**PAGE EXTRACT:**
* * * * * * *

# 190. Figuring out the borders of a 3D screen

For one of my projects, I drew asteroids coming toward you in space.

I started with the asteroids far away, and increased their z value (remembering it is negative!) to make them come closer.

I had two problems to solve

- when adding new asteroids at (say) a distance of z = -1000, I wanted to make them appear randomly all over the screen. How far from the middle can I place them without them being off the edge of the screen? In other words, how wide/high is the visible screen at a distance of 1000 (or any other distance)?
- as the asteroids come closer, they will nearly all disappear off one of the four sides of the screen before they reach the camera, and I want to stop drawing them when that happens. How do I know when that is?

This post explains the answers, and how perspective works in 3D.

I have never properly understood the perspective calculations, but this page helped me a lot, and I’m going to try to simplify it further for you, without any difficult math – and then answer the two questions above.

First, let’s figure out the height y of the visible screen, at a distance of z, as shown in the diagram below (taken from the web page I mentioned above).

We want to calculate y. We know z (the distance from the camera), and we know the angle of the triangle, because when we give Codea the perspective command, we give it the size of the viewing angle. Actually, we usually don’t bother to do this, and Codea then uses 45 degrees as a default. So let’s assume the viewing angle is 45 degrees.

Half of that angle is above the line marked z, and half below, so the angle we are interested in, for the blue triangle, is half of 45, ie 22.5 degrees.

Using simple trigonometry, we know that y /- z = tan (22.5 degrees),

so y = -z * tan(22.5 degrees) = 0.414 * -z

### Height and width of 3D screen

So if z = 1000, then y = 414, which means we can add asteroids anywhere between -414 and +414, for y.

You would expect to calculate x the same way and get the same answer, but remember that the screen is not square. The height is used as the baseline, and the x value has to be adjusted for the “aspect ratio” = screen width/ screen height.

So x = 0.414 * -z * (WIDTH/HEIGHT)

If we are using the full Codea screen, with width of 1024 and height of 768, and a distance of 1000, then

x = 0.414 * 1000 * 1024 / 768 = 552.

So we add asteroids anywhere between -552 and +552, for x.

In fact, Codea does all the hard work for you, so you don’t even need to work any of this out for yourself. The projectionMatrix() has the x and y factors in it. They are inverted, ie they are 1 / the values above, so we need to divide them, as shown below.

perspective() camera(0,0,0,0,0,-1) --looking at -z z = -1000 xMax = -z / projectionMatrix()[1] --remember the round brackets yMax = -z / projectionMatrix()[6] --set random position of new asteroid --so the x value will be between -xMax and +xMax pos = vec3(math.random(-xMax, xMax), math.random(-yMax, yMax), z)

### Figuring out when objects fall off the edges

This is quite easy, now we’ve figured out the height and width of the screen.

* * * * * * *

**OBJECTIVES:**
**a)** Write out the part of the post about 3D screen borders starting at "This post explains" and ending at "two questions above.".
**b)** Name every function called in the code snippet of the post about 3D screen borders, giving each name once.

**INFORMATION SUPPLIED:**
* * * * * * *

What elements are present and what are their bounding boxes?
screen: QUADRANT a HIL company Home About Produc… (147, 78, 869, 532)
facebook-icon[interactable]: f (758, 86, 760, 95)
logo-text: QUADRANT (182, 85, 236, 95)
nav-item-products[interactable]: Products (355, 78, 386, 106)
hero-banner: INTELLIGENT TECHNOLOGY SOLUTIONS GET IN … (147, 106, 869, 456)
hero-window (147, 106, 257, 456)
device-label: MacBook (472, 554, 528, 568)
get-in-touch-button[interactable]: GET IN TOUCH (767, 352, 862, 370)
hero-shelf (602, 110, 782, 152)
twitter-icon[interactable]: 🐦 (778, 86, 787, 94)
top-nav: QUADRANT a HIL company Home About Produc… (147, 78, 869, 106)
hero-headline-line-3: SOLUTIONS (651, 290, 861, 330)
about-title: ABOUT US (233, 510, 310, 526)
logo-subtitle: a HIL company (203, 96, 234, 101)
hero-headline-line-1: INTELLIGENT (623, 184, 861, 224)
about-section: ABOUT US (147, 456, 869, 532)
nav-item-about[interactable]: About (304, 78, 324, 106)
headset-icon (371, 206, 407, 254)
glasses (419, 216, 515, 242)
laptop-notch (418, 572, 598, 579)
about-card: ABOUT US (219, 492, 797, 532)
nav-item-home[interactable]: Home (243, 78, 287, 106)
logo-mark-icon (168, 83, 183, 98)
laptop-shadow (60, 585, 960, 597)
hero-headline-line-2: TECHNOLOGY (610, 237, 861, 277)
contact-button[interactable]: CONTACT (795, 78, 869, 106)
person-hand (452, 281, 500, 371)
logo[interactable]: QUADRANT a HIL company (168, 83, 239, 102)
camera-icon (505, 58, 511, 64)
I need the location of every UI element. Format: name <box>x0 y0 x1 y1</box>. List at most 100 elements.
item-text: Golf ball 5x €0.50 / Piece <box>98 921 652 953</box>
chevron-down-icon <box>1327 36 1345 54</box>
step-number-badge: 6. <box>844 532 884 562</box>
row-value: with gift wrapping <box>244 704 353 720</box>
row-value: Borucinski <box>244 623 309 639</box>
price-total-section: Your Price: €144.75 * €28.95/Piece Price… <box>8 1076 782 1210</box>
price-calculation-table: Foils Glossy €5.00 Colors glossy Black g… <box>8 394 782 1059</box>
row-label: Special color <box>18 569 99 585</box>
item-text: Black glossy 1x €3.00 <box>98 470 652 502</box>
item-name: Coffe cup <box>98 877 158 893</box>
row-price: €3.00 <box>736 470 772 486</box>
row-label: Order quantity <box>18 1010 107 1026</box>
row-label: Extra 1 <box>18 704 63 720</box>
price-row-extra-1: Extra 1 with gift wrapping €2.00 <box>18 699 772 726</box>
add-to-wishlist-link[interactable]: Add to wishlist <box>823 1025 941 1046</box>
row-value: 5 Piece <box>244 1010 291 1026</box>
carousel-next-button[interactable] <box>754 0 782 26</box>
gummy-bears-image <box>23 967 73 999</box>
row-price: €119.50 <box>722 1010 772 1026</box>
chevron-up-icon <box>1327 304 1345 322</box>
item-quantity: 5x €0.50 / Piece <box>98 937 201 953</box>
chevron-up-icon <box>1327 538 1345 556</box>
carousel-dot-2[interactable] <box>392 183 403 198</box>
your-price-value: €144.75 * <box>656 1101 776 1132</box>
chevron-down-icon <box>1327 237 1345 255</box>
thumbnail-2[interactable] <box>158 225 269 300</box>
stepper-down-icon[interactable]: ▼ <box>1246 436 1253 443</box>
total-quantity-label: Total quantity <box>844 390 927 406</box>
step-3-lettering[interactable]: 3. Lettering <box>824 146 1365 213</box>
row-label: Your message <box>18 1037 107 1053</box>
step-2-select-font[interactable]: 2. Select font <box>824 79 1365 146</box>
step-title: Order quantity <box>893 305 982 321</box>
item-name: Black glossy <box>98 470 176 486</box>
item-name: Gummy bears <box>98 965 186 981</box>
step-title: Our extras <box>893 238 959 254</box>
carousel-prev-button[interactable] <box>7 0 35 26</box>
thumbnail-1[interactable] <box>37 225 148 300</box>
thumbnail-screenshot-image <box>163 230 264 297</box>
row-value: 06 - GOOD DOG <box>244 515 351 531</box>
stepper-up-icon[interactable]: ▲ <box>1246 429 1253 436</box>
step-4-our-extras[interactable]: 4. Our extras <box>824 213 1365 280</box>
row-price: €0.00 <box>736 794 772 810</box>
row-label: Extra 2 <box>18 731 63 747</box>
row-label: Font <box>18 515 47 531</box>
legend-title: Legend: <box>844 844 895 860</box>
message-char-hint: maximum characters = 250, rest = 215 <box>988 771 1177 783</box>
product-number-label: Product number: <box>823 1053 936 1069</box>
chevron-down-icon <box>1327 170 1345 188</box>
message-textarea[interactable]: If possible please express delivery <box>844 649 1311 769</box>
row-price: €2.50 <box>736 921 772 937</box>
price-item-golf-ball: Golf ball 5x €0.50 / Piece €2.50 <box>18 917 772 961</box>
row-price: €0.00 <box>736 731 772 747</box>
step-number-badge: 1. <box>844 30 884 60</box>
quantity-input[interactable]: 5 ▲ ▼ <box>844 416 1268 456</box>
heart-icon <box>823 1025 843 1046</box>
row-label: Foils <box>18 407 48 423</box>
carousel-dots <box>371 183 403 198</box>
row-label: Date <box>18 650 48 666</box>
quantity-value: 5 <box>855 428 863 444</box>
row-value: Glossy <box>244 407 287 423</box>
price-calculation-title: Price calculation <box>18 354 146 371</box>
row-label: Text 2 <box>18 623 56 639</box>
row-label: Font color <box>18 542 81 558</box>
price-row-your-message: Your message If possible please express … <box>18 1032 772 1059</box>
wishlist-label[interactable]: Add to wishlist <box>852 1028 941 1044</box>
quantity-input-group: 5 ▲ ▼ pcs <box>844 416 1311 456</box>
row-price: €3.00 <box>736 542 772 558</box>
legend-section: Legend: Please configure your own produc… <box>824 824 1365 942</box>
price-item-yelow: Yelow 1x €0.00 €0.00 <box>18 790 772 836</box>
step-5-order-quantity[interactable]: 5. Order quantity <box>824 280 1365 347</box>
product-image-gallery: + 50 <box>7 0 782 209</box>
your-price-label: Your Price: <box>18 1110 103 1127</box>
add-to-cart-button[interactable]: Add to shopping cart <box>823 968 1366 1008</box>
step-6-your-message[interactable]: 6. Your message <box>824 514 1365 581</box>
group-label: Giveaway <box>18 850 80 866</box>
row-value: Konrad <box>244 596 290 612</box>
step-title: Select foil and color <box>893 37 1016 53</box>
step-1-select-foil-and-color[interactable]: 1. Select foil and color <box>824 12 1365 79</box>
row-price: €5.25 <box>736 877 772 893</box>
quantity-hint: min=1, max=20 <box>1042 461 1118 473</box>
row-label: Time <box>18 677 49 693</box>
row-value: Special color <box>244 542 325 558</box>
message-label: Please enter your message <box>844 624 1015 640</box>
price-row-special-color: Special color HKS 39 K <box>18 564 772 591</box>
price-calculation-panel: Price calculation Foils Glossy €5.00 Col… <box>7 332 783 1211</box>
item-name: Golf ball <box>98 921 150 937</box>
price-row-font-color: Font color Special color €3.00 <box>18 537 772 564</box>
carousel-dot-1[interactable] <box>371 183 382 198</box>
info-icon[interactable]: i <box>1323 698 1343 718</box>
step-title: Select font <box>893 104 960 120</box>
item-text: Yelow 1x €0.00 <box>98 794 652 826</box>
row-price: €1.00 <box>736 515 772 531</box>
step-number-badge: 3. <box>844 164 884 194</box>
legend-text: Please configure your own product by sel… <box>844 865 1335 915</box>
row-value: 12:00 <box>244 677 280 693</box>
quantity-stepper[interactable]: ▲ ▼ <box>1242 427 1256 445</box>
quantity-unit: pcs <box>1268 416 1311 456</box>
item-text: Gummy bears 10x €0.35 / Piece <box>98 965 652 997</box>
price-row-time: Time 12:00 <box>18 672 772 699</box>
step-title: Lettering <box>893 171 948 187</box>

* * * * * * *

**FINAL RESULTS:**
**a)**
This post explains the answers, and how perspective works in 3D.

I have never properly understood the perspective calculations, but this page helped me a lot, and I’m going to try to simplify it further for you, without any difficult math – and then answer the two questions above.

**b)** perspective, camera, projectionMatrix, math.random, vec3